* [Texto de leitura]

O teto do espaço comum das casas de banho da Central de Camionagem de Vila Verde desabou ao início da manhã desta sexta-feira, levando ao imediato encerramento da área por questões de segurança. O caso foi reportado à Guarda Nacional Republicana e às autoridades municipais.
Apesar de não haver registo de feridos, o incidente voltou a expor o estado de degradação do equipamento, uma situação que tem vindo a ser denunciada por utentes e população local nos últimos meses. As críticas intensificaram-se após o incêndio ocorrido em março de 2025, que danificou várias zonas do edifício e agravou as condições gerais da infraestrutura.
A CDU de Vila Verde tem sido uma das vozes mais ativas na denúncia do estado do espaço, classificando-o como um caso de “degradação e abandono gritantes”. A estrutura política tem promovido ações de protesto e chegou a avançar com um abaixo-assinado a exigir obras de requalificação e modernização.
Em declarações anteriores, o dirigente local Rafael Lomba apontou o incêndio como um fator agravante de um problema estrutural mais antigo, defendendo que a situação resulta de “anos de desinvestimento e falta de manutenção”.

(Dados de previsão de caixas delimitadoras)

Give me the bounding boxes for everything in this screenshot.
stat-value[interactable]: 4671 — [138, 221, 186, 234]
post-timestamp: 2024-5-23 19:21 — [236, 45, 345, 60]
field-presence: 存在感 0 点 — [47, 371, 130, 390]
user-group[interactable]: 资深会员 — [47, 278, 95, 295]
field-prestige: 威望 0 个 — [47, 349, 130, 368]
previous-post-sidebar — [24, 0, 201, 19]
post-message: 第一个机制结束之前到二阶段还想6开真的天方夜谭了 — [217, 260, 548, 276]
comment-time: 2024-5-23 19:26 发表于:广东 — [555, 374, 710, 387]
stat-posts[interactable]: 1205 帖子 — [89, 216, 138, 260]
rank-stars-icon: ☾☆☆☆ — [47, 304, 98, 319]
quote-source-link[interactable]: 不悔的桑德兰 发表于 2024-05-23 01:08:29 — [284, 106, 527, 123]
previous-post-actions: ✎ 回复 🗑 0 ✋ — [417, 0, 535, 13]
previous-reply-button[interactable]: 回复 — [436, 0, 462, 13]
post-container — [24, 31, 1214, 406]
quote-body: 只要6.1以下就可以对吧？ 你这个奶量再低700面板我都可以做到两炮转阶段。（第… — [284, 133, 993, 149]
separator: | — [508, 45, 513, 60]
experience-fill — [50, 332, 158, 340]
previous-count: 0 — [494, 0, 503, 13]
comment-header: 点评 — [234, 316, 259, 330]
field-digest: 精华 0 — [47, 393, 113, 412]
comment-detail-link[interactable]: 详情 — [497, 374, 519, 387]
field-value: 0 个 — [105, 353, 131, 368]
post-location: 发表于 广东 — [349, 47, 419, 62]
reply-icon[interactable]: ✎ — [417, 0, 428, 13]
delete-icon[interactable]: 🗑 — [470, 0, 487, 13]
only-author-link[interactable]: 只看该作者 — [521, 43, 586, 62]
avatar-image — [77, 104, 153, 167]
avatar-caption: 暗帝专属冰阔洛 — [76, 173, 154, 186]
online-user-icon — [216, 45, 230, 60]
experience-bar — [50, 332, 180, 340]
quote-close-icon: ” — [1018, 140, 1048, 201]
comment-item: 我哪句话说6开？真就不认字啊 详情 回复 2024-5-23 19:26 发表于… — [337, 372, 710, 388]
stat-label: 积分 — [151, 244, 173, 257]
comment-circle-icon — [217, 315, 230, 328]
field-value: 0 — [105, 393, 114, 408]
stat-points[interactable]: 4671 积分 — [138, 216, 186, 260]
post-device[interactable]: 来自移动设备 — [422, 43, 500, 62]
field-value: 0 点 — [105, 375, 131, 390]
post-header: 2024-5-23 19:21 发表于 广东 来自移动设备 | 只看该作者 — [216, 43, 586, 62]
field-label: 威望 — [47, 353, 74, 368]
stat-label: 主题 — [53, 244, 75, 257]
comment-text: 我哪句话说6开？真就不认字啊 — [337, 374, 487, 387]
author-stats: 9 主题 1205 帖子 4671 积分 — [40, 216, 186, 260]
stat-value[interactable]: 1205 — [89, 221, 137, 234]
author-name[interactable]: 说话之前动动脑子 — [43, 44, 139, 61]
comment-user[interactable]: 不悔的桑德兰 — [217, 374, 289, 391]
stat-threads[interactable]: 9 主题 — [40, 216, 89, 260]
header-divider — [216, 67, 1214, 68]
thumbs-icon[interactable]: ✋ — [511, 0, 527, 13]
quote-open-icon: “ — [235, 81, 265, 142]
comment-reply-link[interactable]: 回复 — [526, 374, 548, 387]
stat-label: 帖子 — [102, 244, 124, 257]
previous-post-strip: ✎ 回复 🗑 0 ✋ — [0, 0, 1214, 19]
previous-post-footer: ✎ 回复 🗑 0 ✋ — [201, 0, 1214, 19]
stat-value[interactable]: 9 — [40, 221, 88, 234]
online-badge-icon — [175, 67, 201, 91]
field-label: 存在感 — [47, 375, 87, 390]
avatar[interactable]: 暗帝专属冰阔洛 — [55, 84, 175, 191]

* [Tarefas do exercício]
1. No texto sobre a Central de Camionagem de Vila Verde, a quem foi comunicado o desabamento do teto?
2. Prossiga o texto sobre a Central de Camionagem de Vila Verde a partir do ponto em que ele termina.

* [Respostas do exercício]
1. À Guarda Nacional Republicana e às autoridades municipais.

2.
Perante as críticas, a Câmara Municipal de Vila Verde esclareceu, em comunicado, que está impedida de intervir na área diretamente afetada pelo incêndio devido a uma ação judicial interposta pela proprietária da loja onde terão tido origem as chamas. A autarquia refere que essa providência cautelar, relacionada com a recolha de prova futura, condiciona qualquer intervenção naquela zona.
O município assegura, no entanto, que a área afetada se encontra vedada e que foram garantidas condições de segurança para a utilização das restantes zonas da central de camionagem. Acrescenta ainda que o edifício continua a ser monitorizado pelos serviços municipais.
A Câmara reafirma a intenção de avançar com obras de requalificação assim que o processo judicial o permita, sublinhando a importância da infraestrutura para a mobilidade no concelho. Até lá, episódios como o desta sexta-feira continuam a alimentar preocupações quanto à segurança e às condições oferecidas aos utilizadores.